** Brief **
Set down each entry from the block beneath, exactly as written.

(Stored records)
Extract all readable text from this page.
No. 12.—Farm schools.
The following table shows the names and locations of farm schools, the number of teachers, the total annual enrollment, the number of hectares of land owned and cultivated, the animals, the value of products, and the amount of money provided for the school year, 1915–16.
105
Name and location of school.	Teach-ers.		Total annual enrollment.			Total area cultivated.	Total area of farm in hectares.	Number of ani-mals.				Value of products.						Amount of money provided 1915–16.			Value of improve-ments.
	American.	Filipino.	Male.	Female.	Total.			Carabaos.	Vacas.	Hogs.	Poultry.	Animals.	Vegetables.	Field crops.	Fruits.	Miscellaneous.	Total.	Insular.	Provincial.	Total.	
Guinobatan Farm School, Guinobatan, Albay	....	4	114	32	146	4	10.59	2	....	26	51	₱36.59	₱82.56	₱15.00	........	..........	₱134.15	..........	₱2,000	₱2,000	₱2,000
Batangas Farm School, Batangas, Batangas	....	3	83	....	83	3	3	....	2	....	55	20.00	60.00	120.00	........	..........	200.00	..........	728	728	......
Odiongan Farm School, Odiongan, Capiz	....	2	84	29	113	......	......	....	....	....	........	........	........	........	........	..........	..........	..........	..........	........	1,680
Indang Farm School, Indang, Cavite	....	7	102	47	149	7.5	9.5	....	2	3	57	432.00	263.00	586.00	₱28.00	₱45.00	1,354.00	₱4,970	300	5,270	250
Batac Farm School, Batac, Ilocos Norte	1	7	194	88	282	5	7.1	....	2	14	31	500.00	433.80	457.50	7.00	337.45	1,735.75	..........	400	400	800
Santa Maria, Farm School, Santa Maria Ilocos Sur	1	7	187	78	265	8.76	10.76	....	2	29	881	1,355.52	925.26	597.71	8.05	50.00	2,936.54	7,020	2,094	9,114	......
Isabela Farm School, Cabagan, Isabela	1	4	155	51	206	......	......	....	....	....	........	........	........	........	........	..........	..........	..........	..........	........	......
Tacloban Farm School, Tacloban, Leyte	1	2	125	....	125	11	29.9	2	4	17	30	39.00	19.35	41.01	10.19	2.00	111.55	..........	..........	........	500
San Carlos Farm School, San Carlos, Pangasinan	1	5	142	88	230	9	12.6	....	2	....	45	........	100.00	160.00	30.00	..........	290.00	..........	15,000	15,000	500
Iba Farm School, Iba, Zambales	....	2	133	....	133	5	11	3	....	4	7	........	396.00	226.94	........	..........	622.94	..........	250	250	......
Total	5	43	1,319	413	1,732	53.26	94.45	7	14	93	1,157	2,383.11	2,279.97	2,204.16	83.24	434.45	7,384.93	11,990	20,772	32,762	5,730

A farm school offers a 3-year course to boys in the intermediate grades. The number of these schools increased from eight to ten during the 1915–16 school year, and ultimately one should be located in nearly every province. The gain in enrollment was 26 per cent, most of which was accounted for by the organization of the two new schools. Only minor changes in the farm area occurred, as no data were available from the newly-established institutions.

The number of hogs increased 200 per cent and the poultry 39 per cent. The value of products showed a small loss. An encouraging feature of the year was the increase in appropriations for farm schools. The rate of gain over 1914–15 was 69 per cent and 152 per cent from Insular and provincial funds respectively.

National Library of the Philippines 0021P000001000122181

** Output **
Extract all readable text from this page.
No. 12.—Farm schools.
The following table shows the names and locations of farm schools, the number of teachers, the total annual enrollment, the number of hectares of land owned and cultivated, the animals, the value of products, and the amount of money provided for the school year, 1915–16.
105
Name and location of school.	Teach-ers.		Total annual enrollment.			Total area cultivated.	Total area of farm in hectares.	Number of ani-mals.				Value of products.						Amount of money provided 1915–16.			Value of improve-ments.
	American.	Filipino.	Male.	Female.	Total.			Carabaos.	Vacas.	Hogs.	Poultry.	Animals.	Vegetables.	Field crops.	Fruits.	Miscellaneous.	Total.	Insular.	Provincial.	Total.	
Guinobatan Farm School, Guinobatan, Albay	....	4	114	32	146	4	10.59	2	....	26	51	₱36.59	₱82.56	₱15.00	........	..........	₱134.15	..........	₱2,000	₱2,000	₱2,000
Batangas Farm School, Batangas, Batangas	....	3	83	....	83	3	3	....	2	....	55	20.00	60.00	120.00	........	..........	200.00	..........	728	728	......
Odiongan Farm School, Odiongan, Capiz	....	2	84	29	113	......	......	....	....	....	........	........	........	........	........	..........	..........	..........	..........	........	1,680
Indang Farm School, Indang, Cavite	....	7	102	47	149	7.5	9.5	....	2	3	57	432.00	263.00	586.00	₱28.00	₱45.00	1,354.00	₱4,970	300	5,270	250
Batac Farm School, Batac, Ilocos Norte	1	7	194	88	282	5	7.1	....	2	14	31	500.00	433.80	457.50	7.00	337.45	1,735.75	..........	400	400	800
Santa Maria, Farm School, Santa Maria Ilocos Sur	1	7	187	78	265	8.76	10.76	....	2	29	881	1,355.52	925.26	597.71	8.05	50.00	2,936.54	7,020	2,094	9,114	......
Isabela Farm School, Cabagan, Isabela	1	4	155	51	206	......	......	....	....	....	........	........	........	........	........	..........	..........	..........	..........	........	......
Tacloban Farm School, Tacloban, Leyte	1	2	125	....	125	11	29.9	2	4	17	30	39.00	19.35	41.01	10.19	2.00	111.55	..........	..........	........	500
San Carlos Farm School, San Carlos, Pangasinan	1	5	142	88	230	9	12.6	....	2	....	45	........	100.00	160.00	30.00	..........	290.00	..........	15,000	15,000	500
Iba Farm School, Iba, Zambales	....	2	133	....	133	5	11	3	....	4	7	........	396.00	226.94	........	..........	622.94	..........	250	250	......
Total	5	43	1,319	413	1,732	53.26	94.45	7	14	93	1,157	2,383.11	2,279.97	2,204.16	83.24	434.45	7,384.93	11,990	20,772	32,762	5,730

A farm school offers a 3-year course to boys in the intermediate grades. The number of these schools increased from eight to ten during the 1915–16 school year, and ultimately one should be located in nearly every province. The gain in enrollment was 26 per cent, most of which was accounted for by the organization of the two new schools. Only minor changes in the farm area occurred, as no data were available from the newly-established institutions.

The number of hogs increased 200 per cent and the poultry 39 per cent. The value of products showed a small loss. An encouraging feature of the year was the increase in appropriations for farm schools. The rate of gain over 1914–15 was 69 per cent and 152 per cent from Insular and provincial funds respectively.

National Library of the Philippines 0021P000001000122181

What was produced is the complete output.